- **To do**
Reproduce the data exactly.

(Document page transcript entries)
- - - -
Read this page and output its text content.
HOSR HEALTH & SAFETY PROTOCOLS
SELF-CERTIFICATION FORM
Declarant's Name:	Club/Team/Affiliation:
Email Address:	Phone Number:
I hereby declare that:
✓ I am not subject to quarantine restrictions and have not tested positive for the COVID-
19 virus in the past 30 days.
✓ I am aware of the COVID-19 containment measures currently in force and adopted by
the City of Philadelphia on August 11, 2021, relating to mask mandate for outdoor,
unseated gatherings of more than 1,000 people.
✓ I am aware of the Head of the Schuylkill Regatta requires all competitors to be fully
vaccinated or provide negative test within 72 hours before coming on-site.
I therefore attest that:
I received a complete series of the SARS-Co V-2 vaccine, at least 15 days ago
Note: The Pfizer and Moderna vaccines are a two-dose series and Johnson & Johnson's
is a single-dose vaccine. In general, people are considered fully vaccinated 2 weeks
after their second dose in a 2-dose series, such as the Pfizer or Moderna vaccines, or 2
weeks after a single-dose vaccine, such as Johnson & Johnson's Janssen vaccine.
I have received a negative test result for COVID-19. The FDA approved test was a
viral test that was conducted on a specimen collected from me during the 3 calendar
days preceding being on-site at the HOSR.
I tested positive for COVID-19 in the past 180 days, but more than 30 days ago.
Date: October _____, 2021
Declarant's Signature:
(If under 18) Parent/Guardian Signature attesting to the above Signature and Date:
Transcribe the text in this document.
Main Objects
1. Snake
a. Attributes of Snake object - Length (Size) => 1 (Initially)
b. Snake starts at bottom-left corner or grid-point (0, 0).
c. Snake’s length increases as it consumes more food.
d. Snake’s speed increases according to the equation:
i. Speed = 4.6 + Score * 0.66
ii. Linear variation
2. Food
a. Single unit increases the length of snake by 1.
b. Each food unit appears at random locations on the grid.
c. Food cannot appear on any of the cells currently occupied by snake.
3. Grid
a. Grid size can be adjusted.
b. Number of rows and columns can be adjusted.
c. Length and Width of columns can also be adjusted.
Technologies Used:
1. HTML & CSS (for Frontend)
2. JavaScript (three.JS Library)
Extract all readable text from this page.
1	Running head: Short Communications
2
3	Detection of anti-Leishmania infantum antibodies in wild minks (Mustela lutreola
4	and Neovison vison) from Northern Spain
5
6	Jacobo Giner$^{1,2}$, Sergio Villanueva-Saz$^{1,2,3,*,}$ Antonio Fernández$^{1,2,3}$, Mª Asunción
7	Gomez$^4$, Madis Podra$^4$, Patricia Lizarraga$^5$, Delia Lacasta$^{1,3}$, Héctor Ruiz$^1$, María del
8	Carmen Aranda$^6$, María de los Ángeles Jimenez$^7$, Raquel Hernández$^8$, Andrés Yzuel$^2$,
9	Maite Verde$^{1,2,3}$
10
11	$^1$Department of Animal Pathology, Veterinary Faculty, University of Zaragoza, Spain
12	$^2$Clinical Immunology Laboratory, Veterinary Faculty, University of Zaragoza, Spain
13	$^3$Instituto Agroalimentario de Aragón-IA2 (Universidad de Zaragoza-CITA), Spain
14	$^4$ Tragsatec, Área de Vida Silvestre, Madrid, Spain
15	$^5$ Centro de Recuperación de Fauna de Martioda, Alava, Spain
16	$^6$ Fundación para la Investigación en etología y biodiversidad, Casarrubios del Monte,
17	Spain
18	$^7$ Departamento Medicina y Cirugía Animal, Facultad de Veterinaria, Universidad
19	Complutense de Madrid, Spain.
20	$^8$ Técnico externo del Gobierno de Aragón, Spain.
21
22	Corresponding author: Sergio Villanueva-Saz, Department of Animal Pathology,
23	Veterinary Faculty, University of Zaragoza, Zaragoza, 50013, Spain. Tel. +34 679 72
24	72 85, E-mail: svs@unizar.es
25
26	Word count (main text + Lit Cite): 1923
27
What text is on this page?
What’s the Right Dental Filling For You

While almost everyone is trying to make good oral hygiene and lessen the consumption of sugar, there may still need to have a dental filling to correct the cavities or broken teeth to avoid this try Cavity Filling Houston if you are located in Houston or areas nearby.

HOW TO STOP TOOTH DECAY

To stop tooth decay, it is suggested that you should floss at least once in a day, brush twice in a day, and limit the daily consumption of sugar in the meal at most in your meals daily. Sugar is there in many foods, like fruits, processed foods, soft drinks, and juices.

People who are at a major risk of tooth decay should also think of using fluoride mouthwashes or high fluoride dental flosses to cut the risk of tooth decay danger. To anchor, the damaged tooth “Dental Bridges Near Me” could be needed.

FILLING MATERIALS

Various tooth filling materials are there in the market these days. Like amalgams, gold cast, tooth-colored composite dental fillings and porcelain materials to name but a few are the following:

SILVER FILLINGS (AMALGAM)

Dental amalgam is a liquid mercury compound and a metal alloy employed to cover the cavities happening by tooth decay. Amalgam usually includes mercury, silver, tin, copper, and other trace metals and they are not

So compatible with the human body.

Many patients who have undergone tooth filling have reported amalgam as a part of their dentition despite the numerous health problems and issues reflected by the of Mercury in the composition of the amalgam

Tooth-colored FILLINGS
- - - -
- **The completed task**
Read this page and output its text content.
HOSR HEALTH & SAFETY PROTOCOLS
SELF-CERTIFICATION FORM
Declarant's Name:	Club/Team/Affiliation:
Email Address:	Phone Number:
I hereby declare that:
✓ I am not subject to quarantine restrictions and have not tested positive for the COVID-
19 virus in the past 30 days.
✓ I am aware of the COVID-19 containment measures currently in force and adopted by
the City of Philadelphia on August 11, 2021, relating to mask mandate for outdoor,
unseated gatherings of more than 1,000 people.
✓ I am aware of the Head of the Schuylkill Regatta requires all competitors to be fully
vaccinated or provide negative test within 72 hours before coming on-site.
I therefore attest that:
I received a complete series of the SARS-Co V-2 vaccine, at least 15 days ago
Note: The Pfizer and Moderna vaccines are a two-dose series and Johnson & Johnson's
is a single-dose vaccine. In general, people are considered fully vaccinated 2 weeks
after their second dose in a 2-dose series, such as the Pfizer or Moderna vaccines, or 2
weeks after a single-dose vaccine, such as Johnson & Johnson's Janssen vaccine.
I have received a negative test result for COVID-19. The FDA approved test was a
viral test that was conducted on a specimen collected from me during the 3 calendar
days preceding being on-site at the HOSR.
I tested positive for COVID-19 in the past 180 days, but more than 30 days ago.
Date: October _____, 2021
Declarant's Signature:
(If under 18) Parent/Guardian Signature attesting to the above Signature and Date:
Transcribe the text in this document.
Main Objects
1. Snake
a. Attributes of Snake object - Length (Size) => 1 (Initially)
b. Snake starts at bottom-left corner or grid-point (0, 0).
c. Snake’s length increases as it consumes more food.
d. Snake’s speed increases according to the equation:
i. Speed = 4.6 + Score * 0.66
ii. Linear variation
2. Food
a. Single unit increases the length of snake by 1.
b. Each food unit appears at random locations on the grid.
c. Food cannot appear on any of the cells currently occupied by snake.
3. Grid
a. Grid size can be adjusted.
b. Number of rows and columns can be adjusted.
c. Length and Width of columns can also be adjusted.
Technologies Used:
1. HTML & CSS (for Frontend)
2. JavaScript (three.JS Library)
Extract all readable text from this page.
1	Running head: Short Communications
2
3	Detection of anti-Leishmania infantum antibodies in wild minks (Mustela lutreola
4	and Neovison vison) from Northern Spain
5
6	Jacobo Giner$^{1,2}$, Sergio Villanueva-Saz$^{1,2,3,*,}$ Antonio Fernández$^{1,2,3}$, Mª Asunción
7	Gomez$^4$, Madis Podra$^4$, Patricia Lizarraga$^5$, Delia Lacasta$^{1,3}$, Héctor Ruiz$^1$, María del
8	Carmen Aranda$^6$, María de los Ángeles Jimenez$^7$, Raquel Hernández$^8$, Andrés Yzuel$^2$,
9	Maite Verde$^{1,2,3}$
10
11	$^1$Department of Animal Pathology, Veterinary Faculty, University of Zaragoza, Spain
12	$^2$Clinical Immunology Laboratory, Veterinary Faculty, University of Zaragoza, Spain
13	$^3$Instituto Agroalimentario de Aragón-IA2 (Universidad de Zaragoza-CITA), Spain
14	$^4$ Tragsatec, Área de Vida Silvestre, Madrid, Spain
15	$^5$ Centro de Recuperación de Fauna de Martioda, Alava, Spain
16	$^6$ Fundación para la Investigación en etología y biodiversidad, Casarrubios del Monte,
17	Spain
18	$^7$ Departamento Medicina y Cirugía Animal, Facultad de Veterinaria, Universidad
19	Complutense de Madrid, Spain.
20	$^8$ Técnico externo del Gobierno de Aragón, Spain.
21
22	Corresponding author: Sergio Villanueva-Saz, Department of Animal Pathology,
23	Veterinary Faculty, University of Zaragoza, Zaragoza, 50013, Spain. Tel. +34 679 72
24	72 85, E-mail: svs@unizar.es
25
26	Word count (main text + Lit Cite): 1923
27
What text is on this page?
What’s the Right Dental Filling For You

While almost everyone is trying to make good oral hygiene and lessen the consumption of sugar, there may still need to have a dental filling to correct the cavities or broken teeth to avoid this try Cavity Filling Houston if you are located in Houston or areas nearby.

HOW TO STOP TOOTH DECAY

To stop tooth decay, it is suggested that you should floss at least once in a day, brush twice in a day, and limit the daily consumption of sugar in the meal at most in your meals daily. Sugar is there in many foods, like fruits, processed foods, soft drinks, and juices.

People who are at a major risk of tooth decay should also think of using fluoride mouthwashes or high fluoride dental flosses to cut the risk of tooth decay danger. To anchor, the damaged tooth “Dental Bridges Near Me” could be needed.

FILLING MATERIALS

Various tooth filling materials are there in the market these days. Like amalgams, gold cast, tooth-colored composite dental fillings and porcelain materials to name but a few are the following:

SILVER FILLINGS (AMALGAM)

Dental amalgam is a liquid mercury compound and a metal alloy employed to cover the cavities happening by tooth decay. Amalgam usually includes mercury, silver, tin, copper, and other trace metals and they are not

So compatible with the human body.

Many patients who have undergone tooth filling have reported amalgam as a part of their dentition despite the numerous health problems and issues reflected by the of Mercury in the composition of the amalgam

Tooth-colored FILLINGS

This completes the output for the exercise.